*What is asked*
Copy the listing below in full and skip every picture.

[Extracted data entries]
--

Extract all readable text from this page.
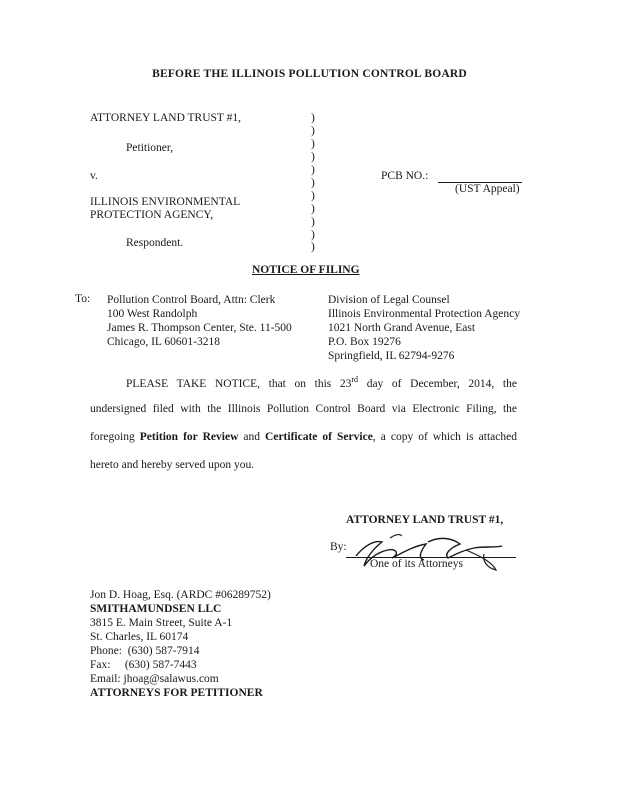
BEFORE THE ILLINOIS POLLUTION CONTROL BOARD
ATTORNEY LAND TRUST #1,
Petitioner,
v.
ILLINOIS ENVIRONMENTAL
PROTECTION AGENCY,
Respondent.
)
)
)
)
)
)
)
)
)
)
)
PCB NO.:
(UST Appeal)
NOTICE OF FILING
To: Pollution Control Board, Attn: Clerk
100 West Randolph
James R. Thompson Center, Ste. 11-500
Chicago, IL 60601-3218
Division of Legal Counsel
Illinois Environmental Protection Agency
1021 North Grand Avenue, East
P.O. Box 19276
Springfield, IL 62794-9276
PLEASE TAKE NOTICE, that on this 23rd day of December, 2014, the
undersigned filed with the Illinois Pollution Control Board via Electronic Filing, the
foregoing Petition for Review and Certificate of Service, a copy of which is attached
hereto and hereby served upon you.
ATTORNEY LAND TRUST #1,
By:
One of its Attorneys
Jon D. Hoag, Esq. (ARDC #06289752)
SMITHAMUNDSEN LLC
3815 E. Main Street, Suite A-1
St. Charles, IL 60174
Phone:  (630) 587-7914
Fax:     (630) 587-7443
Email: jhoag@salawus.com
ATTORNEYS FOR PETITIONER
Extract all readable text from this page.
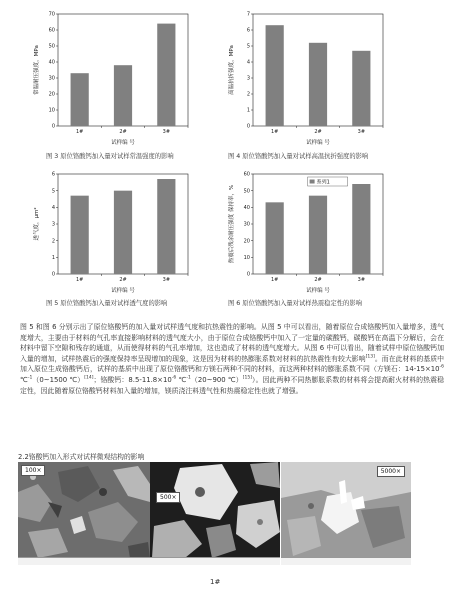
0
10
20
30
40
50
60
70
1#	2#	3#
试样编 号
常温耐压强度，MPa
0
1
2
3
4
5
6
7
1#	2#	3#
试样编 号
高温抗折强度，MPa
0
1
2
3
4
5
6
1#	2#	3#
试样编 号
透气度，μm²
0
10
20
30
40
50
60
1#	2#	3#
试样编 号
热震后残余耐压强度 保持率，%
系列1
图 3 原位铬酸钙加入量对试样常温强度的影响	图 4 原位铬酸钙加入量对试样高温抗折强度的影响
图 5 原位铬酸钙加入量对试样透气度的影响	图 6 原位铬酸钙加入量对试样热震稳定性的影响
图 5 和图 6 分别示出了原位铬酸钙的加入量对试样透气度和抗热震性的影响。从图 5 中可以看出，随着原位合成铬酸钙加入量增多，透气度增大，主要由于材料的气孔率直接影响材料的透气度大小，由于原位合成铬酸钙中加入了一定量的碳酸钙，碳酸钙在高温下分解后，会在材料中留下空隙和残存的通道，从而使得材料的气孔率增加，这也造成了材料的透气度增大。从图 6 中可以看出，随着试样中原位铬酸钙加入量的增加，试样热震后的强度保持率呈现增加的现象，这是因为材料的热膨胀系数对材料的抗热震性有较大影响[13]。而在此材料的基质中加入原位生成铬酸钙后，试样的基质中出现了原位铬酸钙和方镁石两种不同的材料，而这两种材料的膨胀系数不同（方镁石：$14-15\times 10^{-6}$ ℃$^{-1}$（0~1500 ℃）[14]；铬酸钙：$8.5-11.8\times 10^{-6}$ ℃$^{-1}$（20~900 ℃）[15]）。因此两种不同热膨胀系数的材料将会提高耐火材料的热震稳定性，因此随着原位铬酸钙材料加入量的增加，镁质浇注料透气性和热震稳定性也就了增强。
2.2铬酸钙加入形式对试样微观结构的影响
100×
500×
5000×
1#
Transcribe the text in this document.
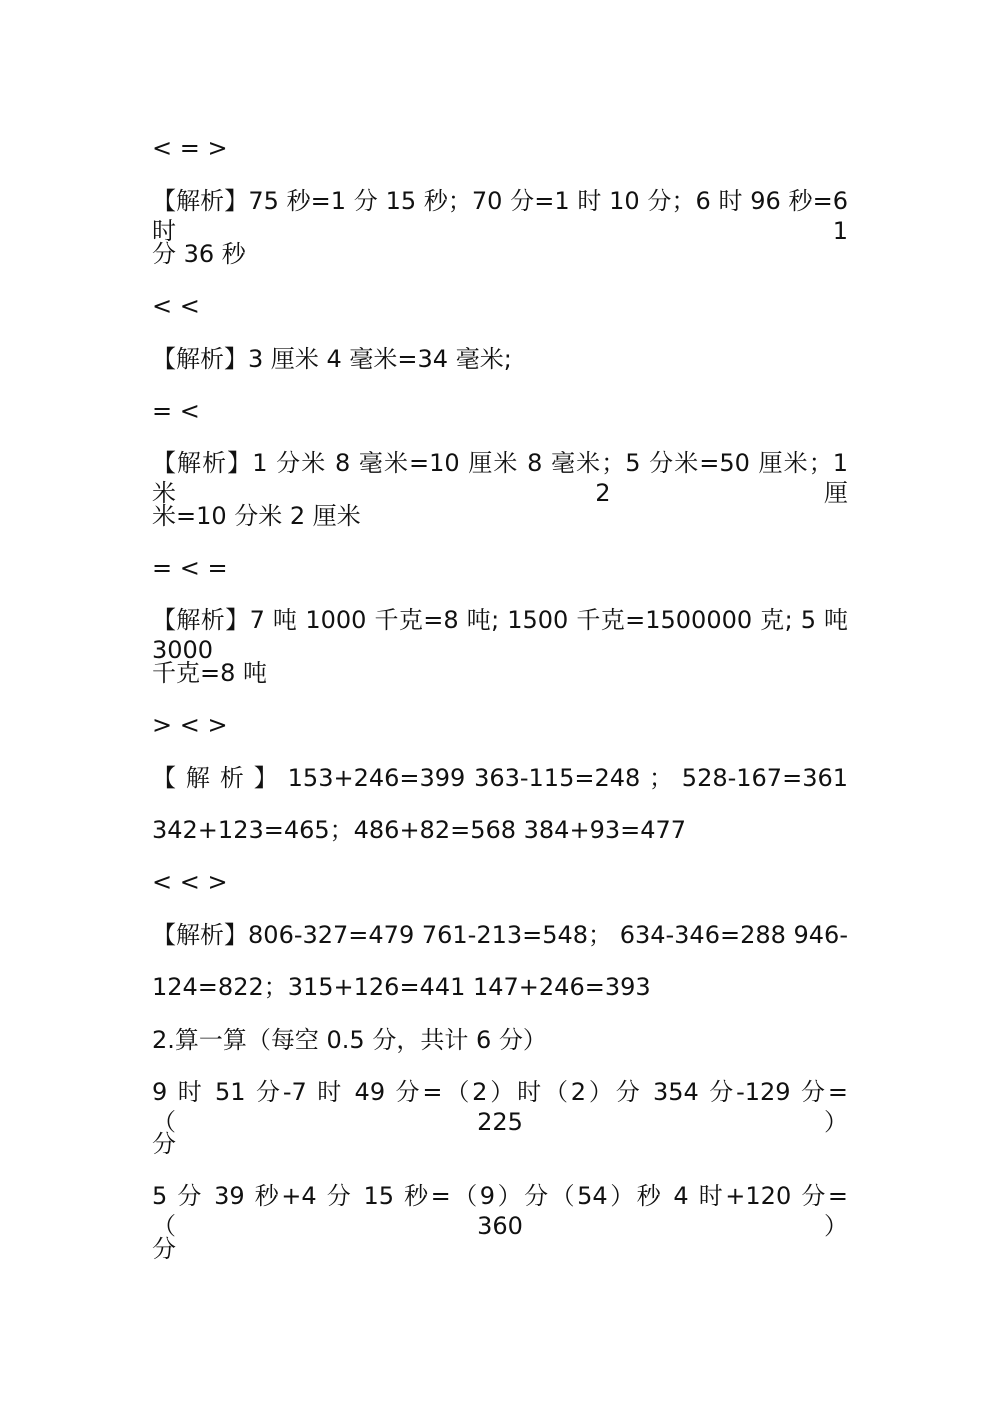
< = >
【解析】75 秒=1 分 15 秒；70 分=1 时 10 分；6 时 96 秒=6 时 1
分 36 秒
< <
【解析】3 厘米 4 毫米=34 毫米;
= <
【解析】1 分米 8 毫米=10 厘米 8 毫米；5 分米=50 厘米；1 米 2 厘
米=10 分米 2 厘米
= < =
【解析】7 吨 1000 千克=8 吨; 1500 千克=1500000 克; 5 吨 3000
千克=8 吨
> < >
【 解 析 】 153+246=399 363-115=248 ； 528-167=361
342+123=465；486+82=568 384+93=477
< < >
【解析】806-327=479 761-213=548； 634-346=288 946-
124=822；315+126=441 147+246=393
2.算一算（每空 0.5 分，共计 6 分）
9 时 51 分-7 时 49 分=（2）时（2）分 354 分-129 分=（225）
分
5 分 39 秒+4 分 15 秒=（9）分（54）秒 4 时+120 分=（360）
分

--

*Exercise output*
Extract all readable text from this page.
BEFORE THE ILLINOIS POLLUTION CONTROL BOARD
ATTORNEY LAND TRUST #1,
Petitioner,
v.
ILLINOIS ENVIRONMENTAL
PROTECTION AGENCY,
Respondent.
)
)
)
)
)
)
)
)
)
)
)
PCB NO.:
(UST Appeal)
NOTICE OF FILING
To: Pollution Control Board, Attn: Clerk
100 West Randolph
James R. Thompson Center, Ste. 11-500
Chicago, IL 60601-3218
Division of Legal Counsel
Illinois Environmental Protection Agency
1021 North Grand Avenue, East
P.O. Box 19276
Springfield, IL 62794-9276
PLEASE TAKE NOTICE, that on this 23rd day of December, 2014, the
undersigned filed with the Illinois Pollution Control Board via Electronic Filing, the
foregoing Petition for Review and Certificate of Service, a copy of which is attached
hereto and hereby served upon you.
ATTORNEY LAND TRUST #1,
By:
One of its Attorneys
Jon D. Hoag, Esq. (ARDC #06289752)
SMITHAMUNDSEN LLC
3815 E. Main Street, Suite A-1
St. Charles, IL 60174
Phone:  (630) 587-7914
Fax:     (630) 587-7443
Email: jhoag@salawus.com
ATTORNEYS FOR PETITIONER
Extract all readable text from this page.
0
10
20
30
40
50
60
70
1#	2#	3#
试样编 号
常温耐压强度，MPa
0
1
2
3
4
5
6
7
1#	2#	3#
试样编 号
高温抗折强度，MPa
0
1
2
3
4
5
6
1#	2#	3#
试样编 号
透气度，μm²
0
10
20
30
40
50
60
1#	2#	3#
试样编 号
热震后残余耐压强度 保持率，%
系列1
图 3 原位铬酸钙加入量对试样常温强度的影响	图 4 原位铬酸钙加入量对试样高温抗折强度的影响
图 5 原位铬酸钙加入量对试样透气度的影响	图 6 原位铬酸钙加入量对试样热震稳定性的影响
图 5 和图 6 分别示出了原位铬酸钙的加入量对试样透气度和抗热震性的影响。从图 5 中可以看出，随着原位合成铬酸钙加入量增多，透气度增大，主要由于材料的气孔率直接影响材料的透气度大小，由于原位合成铬酸钙中加入了一定量的碳酸钙，碳酸钙在高温下分解后，会在材料中留下空隙和残存的通道，从而使得材料的气孔率增加，这也造成了材料的透气度增大。从图 6 中可以看出，随着试样中原位铬酸钙加入量的增加，试样热震后的强度保持率呈现增加的现象，这是因为材料的热膨胀系数对材料的抗热震性有较大影响[13]。而在此材料的基质中加入原位生成铬酸钙后，试样的基质中出现了原位铬酸钙和方镁石两种不同的材料，而这两种材料的膨胀系数不同（方镁石：$14-15\times 10^{-6}$ ℃$^{-1}$（0~1500 ℃）[14]；铬酸钙：$8.5-11.8\times 10^{-6}$ ℃$^{-1}$（20~900 ℃）[15]）。因此两种不同热膨胀系数的材料将会提高耐火材料的热震稳定性，因此随着原位铬酸钙材料加入量的增加，镁质浇注料透气性和热震稳定性也就了增强。
2.2铬酸钙加入形式对试样微观结构的影响
100×
500×
5000×
1#
Transcribe the text in this document.
< = >
【解析】75 秒=1 分 15 秒；70 分=1 时 10 分；6 时 96 秒=6 时 1
分 36 秒
< <
【解析】3 厘米 4 毫米=34 毫米;
= <
【解析】1 分米 8 毫米=10 厘米 8 毫米；5 分米=50 厘米；1 米 2 厘
米=10 分米 2 厘米
= < =
【解析】7 吨 1000 千克=8 吨; 1500 千克=1500000 克; 5 吨 3000
千克=8 吨
> < >
【 解 析 】 153+246=399 363-115=248 ； 528-167=361
342+123=465；486+82=568 384+93=477
< < >
【解析】806-327=479 761-213=548； 634-346=288 946-
124=822；315+126=441 147+246=393
2.算一算（每空 0.5 分，共计 6 分）
9 时 51 分-7 时 49 分=（2）时（2）分 354 分-129 分=（225）
分
5 分 39 秒+4 分 15 秒=（9）分（54）秒 4 时+120 分=（360）
分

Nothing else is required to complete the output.